(Written task)
Check every line of the entries for "title", and copy the lines that hold it.

━━━━━━━━━━━━━━━━

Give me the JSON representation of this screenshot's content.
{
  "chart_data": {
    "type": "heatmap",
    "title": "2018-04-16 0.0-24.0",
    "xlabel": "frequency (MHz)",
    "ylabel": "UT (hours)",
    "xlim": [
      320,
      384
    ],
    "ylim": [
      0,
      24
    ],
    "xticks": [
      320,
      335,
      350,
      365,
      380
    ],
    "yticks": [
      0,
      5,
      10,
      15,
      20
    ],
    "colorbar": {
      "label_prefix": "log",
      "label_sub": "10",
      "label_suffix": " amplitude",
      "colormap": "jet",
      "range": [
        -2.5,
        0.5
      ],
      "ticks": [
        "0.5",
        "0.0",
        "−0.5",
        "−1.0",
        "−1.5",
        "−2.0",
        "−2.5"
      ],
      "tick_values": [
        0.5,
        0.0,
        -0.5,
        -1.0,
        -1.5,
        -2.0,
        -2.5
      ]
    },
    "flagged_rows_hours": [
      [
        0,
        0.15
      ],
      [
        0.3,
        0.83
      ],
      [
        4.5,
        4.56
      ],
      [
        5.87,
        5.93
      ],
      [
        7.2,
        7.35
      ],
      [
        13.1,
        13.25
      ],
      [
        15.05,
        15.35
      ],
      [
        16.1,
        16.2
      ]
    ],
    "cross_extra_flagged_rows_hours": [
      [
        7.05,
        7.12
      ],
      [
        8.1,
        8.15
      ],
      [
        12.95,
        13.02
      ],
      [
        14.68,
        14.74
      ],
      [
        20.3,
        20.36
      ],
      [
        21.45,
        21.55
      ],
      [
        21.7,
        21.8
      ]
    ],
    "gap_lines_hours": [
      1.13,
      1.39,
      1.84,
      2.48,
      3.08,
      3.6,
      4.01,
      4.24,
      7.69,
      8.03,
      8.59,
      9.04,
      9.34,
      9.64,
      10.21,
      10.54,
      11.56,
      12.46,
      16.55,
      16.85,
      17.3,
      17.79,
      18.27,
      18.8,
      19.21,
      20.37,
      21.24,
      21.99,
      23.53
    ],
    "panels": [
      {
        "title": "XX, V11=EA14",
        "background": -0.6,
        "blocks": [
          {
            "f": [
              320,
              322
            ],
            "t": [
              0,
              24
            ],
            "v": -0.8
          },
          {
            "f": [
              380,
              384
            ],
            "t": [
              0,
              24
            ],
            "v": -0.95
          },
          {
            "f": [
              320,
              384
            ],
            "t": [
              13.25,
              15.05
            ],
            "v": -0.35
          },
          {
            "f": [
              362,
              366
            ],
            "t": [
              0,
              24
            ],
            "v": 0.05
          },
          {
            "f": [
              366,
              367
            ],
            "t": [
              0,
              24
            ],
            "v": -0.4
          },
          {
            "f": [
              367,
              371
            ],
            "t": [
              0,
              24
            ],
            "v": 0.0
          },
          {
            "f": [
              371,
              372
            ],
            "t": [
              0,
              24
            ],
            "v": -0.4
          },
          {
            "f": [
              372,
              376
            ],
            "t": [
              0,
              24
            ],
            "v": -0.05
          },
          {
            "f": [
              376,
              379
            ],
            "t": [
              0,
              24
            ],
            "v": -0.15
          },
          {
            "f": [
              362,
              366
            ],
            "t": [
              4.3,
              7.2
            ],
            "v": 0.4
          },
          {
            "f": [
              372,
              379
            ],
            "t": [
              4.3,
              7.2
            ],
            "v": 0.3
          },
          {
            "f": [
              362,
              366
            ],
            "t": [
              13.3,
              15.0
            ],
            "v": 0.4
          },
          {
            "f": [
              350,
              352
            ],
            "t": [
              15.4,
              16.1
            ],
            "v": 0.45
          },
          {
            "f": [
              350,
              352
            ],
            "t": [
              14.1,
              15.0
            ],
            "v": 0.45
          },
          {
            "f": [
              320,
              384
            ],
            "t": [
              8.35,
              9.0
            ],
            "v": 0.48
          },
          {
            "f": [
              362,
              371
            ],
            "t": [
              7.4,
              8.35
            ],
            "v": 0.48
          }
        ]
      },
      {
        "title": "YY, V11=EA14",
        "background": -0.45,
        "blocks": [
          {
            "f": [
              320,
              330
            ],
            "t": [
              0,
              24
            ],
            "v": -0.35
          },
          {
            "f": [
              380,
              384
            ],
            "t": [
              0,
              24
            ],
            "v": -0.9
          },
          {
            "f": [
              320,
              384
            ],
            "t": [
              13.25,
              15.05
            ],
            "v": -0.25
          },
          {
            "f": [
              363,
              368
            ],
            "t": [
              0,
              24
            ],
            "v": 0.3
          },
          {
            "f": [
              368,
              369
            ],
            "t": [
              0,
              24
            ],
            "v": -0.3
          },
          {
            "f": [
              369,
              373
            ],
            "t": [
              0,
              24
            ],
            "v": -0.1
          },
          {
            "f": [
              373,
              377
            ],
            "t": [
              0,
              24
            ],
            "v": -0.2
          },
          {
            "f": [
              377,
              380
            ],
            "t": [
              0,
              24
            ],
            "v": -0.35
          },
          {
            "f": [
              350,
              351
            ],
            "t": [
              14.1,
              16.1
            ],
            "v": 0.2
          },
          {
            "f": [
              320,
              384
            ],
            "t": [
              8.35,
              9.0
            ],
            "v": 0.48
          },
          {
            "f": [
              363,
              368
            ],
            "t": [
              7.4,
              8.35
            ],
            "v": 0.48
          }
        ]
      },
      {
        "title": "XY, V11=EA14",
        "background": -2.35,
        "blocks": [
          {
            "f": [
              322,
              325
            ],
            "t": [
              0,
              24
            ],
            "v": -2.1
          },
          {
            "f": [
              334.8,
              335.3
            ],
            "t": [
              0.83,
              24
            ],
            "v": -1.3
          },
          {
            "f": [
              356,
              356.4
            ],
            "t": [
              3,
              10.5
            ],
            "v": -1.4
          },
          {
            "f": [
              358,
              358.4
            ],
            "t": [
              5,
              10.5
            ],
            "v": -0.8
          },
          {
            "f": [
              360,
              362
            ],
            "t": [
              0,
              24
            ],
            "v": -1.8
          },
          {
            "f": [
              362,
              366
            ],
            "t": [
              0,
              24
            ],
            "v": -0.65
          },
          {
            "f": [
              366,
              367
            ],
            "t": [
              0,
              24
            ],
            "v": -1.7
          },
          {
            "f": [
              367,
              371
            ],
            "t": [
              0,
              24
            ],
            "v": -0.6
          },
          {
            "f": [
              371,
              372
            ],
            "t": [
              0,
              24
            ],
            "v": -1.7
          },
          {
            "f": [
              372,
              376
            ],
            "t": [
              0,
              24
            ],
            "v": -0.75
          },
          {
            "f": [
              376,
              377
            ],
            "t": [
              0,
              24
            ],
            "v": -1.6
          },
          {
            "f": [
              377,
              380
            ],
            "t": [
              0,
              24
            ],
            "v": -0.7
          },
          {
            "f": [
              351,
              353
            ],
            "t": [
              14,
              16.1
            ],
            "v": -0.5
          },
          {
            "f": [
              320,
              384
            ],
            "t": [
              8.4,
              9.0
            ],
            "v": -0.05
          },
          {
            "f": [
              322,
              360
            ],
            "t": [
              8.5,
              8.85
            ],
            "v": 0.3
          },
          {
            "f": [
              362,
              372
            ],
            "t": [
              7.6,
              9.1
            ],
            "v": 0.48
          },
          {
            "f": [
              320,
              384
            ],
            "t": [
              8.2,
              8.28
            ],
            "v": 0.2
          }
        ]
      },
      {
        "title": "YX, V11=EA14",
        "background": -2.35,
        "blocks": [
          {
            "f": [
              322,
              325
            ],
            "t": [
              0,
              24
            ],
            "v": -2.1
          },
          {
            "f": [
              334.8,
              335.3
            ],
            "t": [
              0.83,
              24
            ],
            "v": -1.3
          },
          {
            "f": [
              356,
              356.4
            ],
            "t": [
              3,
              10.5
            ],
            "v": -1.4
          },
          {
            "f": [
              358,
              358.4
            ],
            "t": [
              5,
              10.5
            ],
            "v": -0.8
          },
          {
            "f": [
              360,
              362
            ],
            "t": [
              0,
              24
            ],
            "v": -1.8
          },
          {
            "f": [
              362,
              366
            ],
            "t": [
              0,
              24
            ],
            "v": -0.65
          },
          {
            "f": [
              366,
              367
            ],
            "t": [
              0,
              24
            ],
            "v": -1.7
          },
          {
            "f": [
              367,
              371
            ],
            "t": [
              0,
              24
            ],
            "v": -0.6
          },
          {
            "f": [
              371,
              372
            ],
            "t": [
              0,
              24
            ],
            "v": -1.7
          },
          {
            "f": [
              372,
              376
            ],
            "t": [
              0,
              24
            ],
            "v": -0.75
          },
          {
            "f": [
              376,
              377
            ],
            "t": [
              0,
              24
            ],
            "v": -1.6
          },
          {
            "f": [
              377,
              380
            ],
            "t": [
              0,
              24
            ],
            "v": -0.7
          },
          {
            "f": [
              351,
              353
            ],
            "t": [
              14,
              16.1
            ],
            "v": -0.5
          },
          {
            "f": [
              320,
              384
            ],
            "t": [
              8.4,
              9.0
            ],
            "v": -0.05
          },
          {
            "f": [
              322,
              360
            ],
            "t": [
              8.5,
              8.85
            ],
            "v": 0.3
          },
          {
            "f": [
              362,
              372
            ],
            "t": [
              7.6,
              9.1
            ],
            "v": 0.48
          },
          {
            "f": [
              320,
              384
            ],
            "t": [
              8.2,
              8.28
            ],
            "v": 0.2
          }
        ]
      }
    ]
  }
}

━━━━━━━━━━━━━━━━

(Task response)
    "title": "2018-04-16 0.0-24.0",
        "title": "XX, V11=EA14",
        "title": "YY, V11=EA14",
        "title": "XY, V11=EA14",
        "title": "YX, V11=EA14",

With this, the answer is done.